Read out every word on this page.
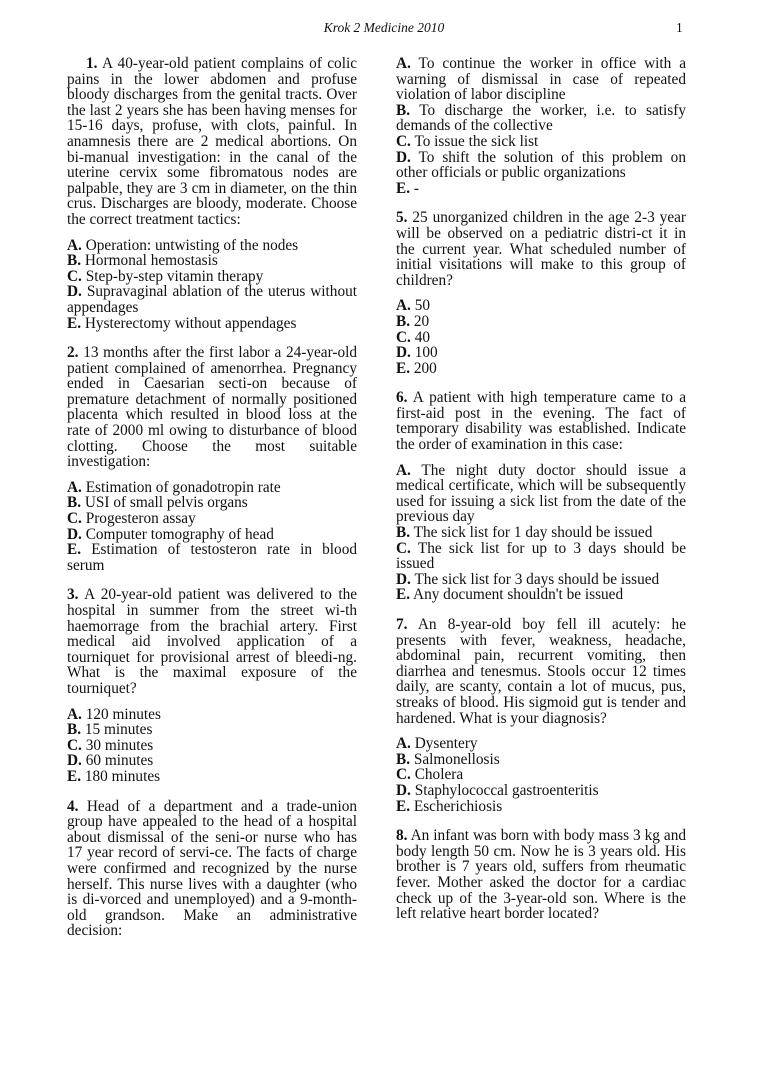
Krok 2 Medicine 2010	1
1. A 40-year-old patient complains of colic pains in the lower abdomen and profuse bloody discharges from the genital tracts. Over the last 2 years she has been having menses for 15-16 days, profuse, with clots, painful. In anamnesis there are 2 medical abortions. On bi-manual investigation: in the canal of the uterine cervix some fibromatous nodes are palpable, they are 3 cm in diameter, on the thin crus. Discharges are bloody, moderate. Choose the correct treatment tactics:
A. Operation: untwisting of the nodes
B. Hormonal hemostasis
C. Step-by-step vitamin therapy
D. Supravaginal ablation of the uterus without appendages
E. Hysterectomy without appendages
2. 13 months after the first labor a 24-year-old patient complained of amenorrhea. Pregnancy ended in Caesarian secti-on because of premature detachment of normally positioned placenta which resulted in blood loss at the rate of 2000 ml owing to disturbance of blood clotting. Choose the most suitable investigation:
A. Estimation of gonadotropin rate
B. USI of small pelvis organs
C. Progesteron assay
D. Computer tomography of head
E. Estimation of testosteron rate in blood serum
3. A 20-year-old patient was delivered to the hospital in summer from the street wi-th haemorrage from the brachial artery. First medical aid involved application of a tourniquet for provisional arrest of bleedi-ng. What is the maximal exposure of the tourniquet?
A. 120 minutes
B. 15 minutes
C. 30 minutes
D. 60 minutes
E. 180 minutes
4. Head of a department and a trade-union group have appealed to the head of a hospital about dismissal of the seni-or nurse who has 17 year record of servi-ce. The facts of charge were confirmed and recognized by the nurse herself. This nurse lives with a daughter (who is di-vorced and unemployed) and a 9-month-old grandson. Make an administrative decision:
A. To continue the worker in office with a warning of dismissal in case of repeated violation of labor discipline
B. To discharge the worker, i.e. to satisfy demands of the collective
C. To issue the sick list
D. To shift the solution of this problem on other officials or public organizations
E. -
5. 25 unorganized children in the age 2-3 year will be observed on a pediatric distri-ct it in the current year. What scheduled number of initial visitations will make to this group of children?
A. 50
B. 20
C. 40
D. 100
E. 200
6. A patient with high temperature came to a first-aid post in the evening. The fact of temporary disability was established. Indicate the order of examination in this case:
A. The night duty doctor should issue a medical certificate, which will be subsequently used for issuing a sick list from the date of the previous day
B. The sick list for 1 day should be issued
C. The sick list for up to 3 days should be issued
D. The sick list for 3 days should be issued
E. Any document shouldn't be issued
7. An 8-year-old boy fell ill acutely: he presents with fever, weakness, headache, abdominal pain, recurrent vomiting, then diarrhea and tenesmus. Stools occur 12 times daily, are scanty, contain a lot of mucus, pus, streaks of blood. His sigmoid gut is tender and hardened. What is your diagnosis?
A. Dysentery
B. Salmonellosis
C. Cholera
D. Staphylococcal gastroenteritis
E. Escherichiosis
8. An infant was born with body mass 3 kg and body length 50 cm. Now he is 3 years old. His brother is 7 years old, suffers from rheumatic fever. Mother asked the doctor for a cardiac check up of the 3-year-old son. Where is the left relative heart border located?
-- -- --
» To do
Go through the listing above and pull out each line containing the word "Estimation".

» Answer to this task
A. Estimation of gonadotropin rate
E. Estimation of testosteron rate in blood serum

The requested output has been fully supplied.